__Document text__
Regional tourism cooperation can achieve effective resource-sharing, market expansion, cost reductions, scaling of economies, and effects that the overall is greater than the sum of the parts (Arroll, 1993; Guoand He, 2012). This cooperation is an inevitable choice for regional economic development and is a significant way to improve tourism competitiveness and build tourism destination brands. However, as a spatial organization with a certain geographic scope, the optimum scope (or scale) of regional tourism cooperation is important. If the scale is too large, the tourism resources within the cooperation scope will not be fully utilized, which will result in a waste of resources. Contrarily, if the scale is too small, it will not be able to satisfy the needs of tourists, which is also not conducive to the healthy development of regional tourism cooperation (Costa and Lima, 2018; Fagence, 1996).
Considering the existing research on regional tourism cooperation at home and abroad, most scholars only stop at the construction and spatial structure of regional tourism cooperation, although some have realized the importance of the spatial scale (Hascoët, 2019; Li et al., 2020; Wang, 2009), and use various qualitative or quantitative methods to explore. However, some deficiencies remain: (1) in the qualitative research, only the approximate scale of the regional tourism cooperation is provided, and no explanation is given as to whether the scale of the regional tourism cooperation is appropriate; (2) in the quantitative research, either the spillover effect between regions is not considered or the spillover effect between multiple destinations could not be described simultaneously; and (3) previous methods do not consider the relevance of the geographic space. According to the first law of geography, a correlation lies between everything. The closer the distance between two things, the greater their correlation. Contrarily, the farther the distance between two things, the weaker their correlation. Therefore, the spatial correlation of geographic location plays a significant role in the construction of regional tourism cooperation. Based on this, we introduce the spatial econometric model, which assigns a spatial weights matrix to the tourism flows of neighboring cities/regions as a spatially lagging dependent variable and introduces it into the traditional econometric model. The regression coefficient (i.e., spillover coefficient) is used to measure the spillover effect of tourism flows (Yang and Wong, 2012). Among them, the definition of “neighbors” by the spatial weights matrix provides an effective way to measure the optimum scale of regional tourism cooperation. Specifically, this means setting different numbers of neighbors to perform scenario simulations to calculate the spillover effect under the corresponding scenarios. This is done to analyze the “optimum scale” of the regional tourism cooperation by establishing a quantitative relationship between the “number of neighbors” and the “spillover effect.”

__Records shown__

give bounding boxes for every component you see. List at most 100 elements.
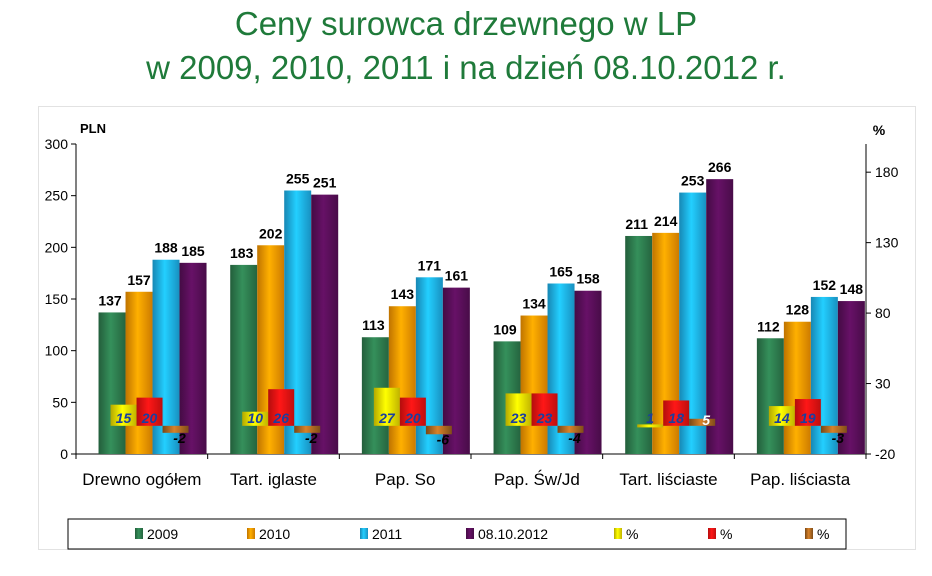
bar [125,291,153,454]
y-tick-label-left: 0 [60,446,68,462]
legend-swatch [247,528,255,539]
bar-value-label: 214 [654,213,678,229]
percent-value-label: 5 [702,412,710,428]
y-tick-label-left: 100 [45,343,69,359]
percent-bar [768,406,795,426]
percent-bar [136,397,163,426]
percent-bar [637,424,664,428]
percent-bar [110,404,137,426]
legend-label: 2010 [259,526,290,542]
bar-value-label: 255 [286,171,310,187]
percent-bar [373,387,400,426]
y-axis-label-right: % [873,122,886,138]
percent-value-label: 15 [116,410,132,426]
bar-value-label: 251 [313,175,337,191]
bar-value-label: 148 [840,281,864,297]
legend-label: 08.10.2012 [478,526,548,542]
percent-value-label: 20 [404,410,421,426]
percent-value-label: 19 [800,410,816,426]
bar-value-label: 128 [786,302,810,318]
percent-value-label: 1 [646,410,654,426]
bar-value-label: 202 [259,225,283,241]
percent-bar [820,425,847,433]
y-tick-label-right: 130 [875,235,899,251]
x-tick-label: Pap. So [375,470,436,489]
y-tick-label-right: -20 [875,446,895,462]
percent-bar [425,425,452,435]
bar-value-label: 158 [576,271,600,287]
percent-value-label: 26 [272,410,289,426]
legend-label: % [626,526,638,542]
bar [706,179,734,454]
percent-value-label: 10 [247,410,263,426]
bar-value-label: 188 [154,240,178,256]
percent-value-label: 14 [774,410,790,426]
percent-value-label: 27 [378,410,396,426]
x-tick-label: Tart. iglaste [230,470,317,489]
percent-value-label: -6 [437,431,450,447]
bar [783,321,811,454]
percent-value-label: 23 [510,410,527,426]
legend-swatch [708,528,716,539]
percent-value-label: -3 [832,430,845,446]
legend-swatch [135,528,143,539]
y-tick-label-left: 150 [45,291,69,307]
title-line-2: w 2009, 2010, 2011 i na dzień 08.10.2012… [146,49,786,86]
bar [179,262,207,454]
legend-label: % [817,526,829,542]
percent-bar [162,425,189,433]
bar [388,306,416,454]
legend [67,518,847,550]
x-tick-label: Pap. liściasta [750,470,851,489]
bar-value-label: 171 [418,257,442,273]
bar-value-label: 113 [362,317,385,333]
legend-swatch [805,528,813,539]
percent-value-label: -4 [568,430,581,446]
percent-bar [399,397,426,426]
percent-value-label: 18 [668,410,684,426]
chart-title: Ceny surowca drzewnego w LP w 2009, 2010… [0,2,932,90]
bar-value-label: 134 [522,296,546,312]
bar-value-label: 137 [98,292,122,308]
y-tick-label-right: 80 [875,305,891,321]
percent-bar [242,411,269,426]
y-axis-label-left: PLN [80,121,106,136]
y-tick-label-left: 300 [45,136,69,152]
bar-value-label: 165 [549,264,573,280]
percent-value-label: 20 [141,410,158,426]
bar-value-label: 157 [127,272,151,288]
title-line-1: Ceny surowca drzewnego w LP [234,5,698,42]
y-tick-label-left: 200 [45,239,69,255]
legend-box [67,518,847,550]
x-tick-label: Tart. liściaste [619,470,717,489]
bar-value-label: 253 [681,173,705,189]
bar-value-label: 211 [625,216,648,232]
y-tick-label-left: 250 [45,188,69,204]
percent-bar [505,393,532,426]
bar-value-label: 161 [445,268,469,284]
bar [625,235,653,454]
percent-value-label: 23 [536,410,553,426]
percent-bar [557,425,584,433]
x-tick-label: Pap. Św/Jd [494,470,580,489]
legend-label: 2011 [372,526,402,542]
percent-bar [531,393,558,426]
bar [311,194,339,454]
legend-swatch [466,528,474,539]
legend-label: % [720,526,732,542]
y-tick-label-right: 180 [875,164,899,180]
bar-value-label: 185 [181,243,205,259]
y-tick-label-right: 30 [875,376,891,392]
percent-bar [689,418,716,426]
percent-bar [663,400,690,426]
bar [520,315,548,454]
percent-value-label: -2 [173,430,186,446]
legend-swatch [614,528,622,539]
bar-value-label: 109 [493,321,517,337]
bar-value-label: 152 [813,277,837,293]
bar-value-label: 143 [391,286,415,302]
percent-bar [268,389,295,426]
x-tick-label: Drewno ogółem [82,470,201,489]
bar [756,338,784,454]
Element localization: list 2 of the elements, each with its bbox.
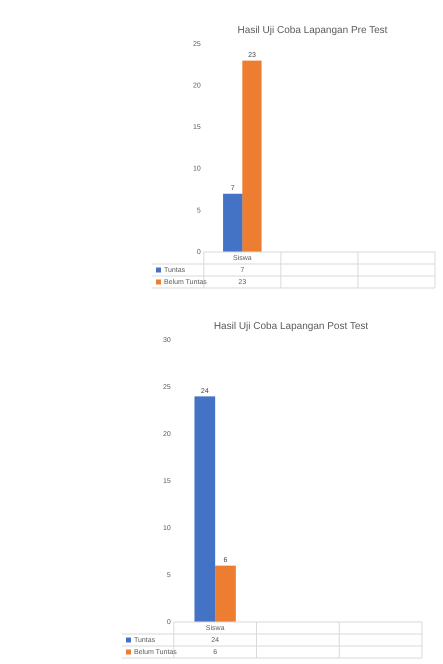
chart-title: Hasil Uji Coba Lapangan Pre Test — [238, 24, 388, 36]
chart-title: Hasil Uji Coba Lapangan Post Test — [214, 320, 368, 332]
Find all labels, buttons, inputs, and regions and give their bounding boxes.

__Exercise 1__
The passage on regional tourism cooperation opens with a sentence naming what such cooperation can achieve. List every outcome that sentence names.
__Exercise 2__
Pick up the passage on regional tourism cooperation after its last sentence and write the next stretch of it.
The rows on this page are separate material, unrelated to the passage on regional tourism cooperation.

__Task response 1__
- Effective resource-sharing
- Market expansion
- Cost reductions
- Scaling of economies
- Effects in which the overall is greater than the sum of the parts

__Task response 2__
So, we choose China as our context. As a pillar industry of the national economy and modern service industry in China, the tourism industry has witnessed rapid growth in recent years. Specifically, the total revenue from the tourism industry reached 6.0 trillion Yuan, which accounted for about 11.0% of China’s GDP in 2018. More importantly, these numbers are on the rise. In this context, for the relevant stakeholders, to further accelerate the high-quality development of the tourism industry in all regions of China, the regional tourism cooperation launched by local governments is playing an irreplaceable role in promoting the development of the regional tourism industry. For instance, as one of the most economically developed regions in China, the Yangtze River Delta has become a typical demonstration area for regional tourism cooperation. However, the scale of its cooperation expanded was continuously from the initial 16 cities in 2003 to 20 cities in 2004, 24 cities in 2005, and 25 cities in 2006. In other words, the scale of the cooperation is mainly determined by the subjective will of local governments, and whether the scale is optimal remains to be discussed. Similar issues could be found elsewhere in China. Therefore, for the relevant stakeholders, how to determine their optimum scale is of great significance for promoting the sustainable development of China’s tourism industry. This is also the main reason why this paper takes China as our research object. Moreover, for the relevant policy makers in other market economies such as India and Brazil, it might also provide an important reference to formulate more targeted measures for improving the development of the regional tourism industry.
The article is organized as follows: after the introduction, relevant literature is reviewed, including that which focuses on tourism spillover effects and the methods examining tourism flows spatial spillover. Based on past research, the stepwise regression and spatial econometric method are then detailed, with a description of the study’s research region and corresponding empirical data. Subsequently, the optimum scales of regional tourism cooperation in Mainland China and the different regions are presented and discussed. Finally, conclusions are provided.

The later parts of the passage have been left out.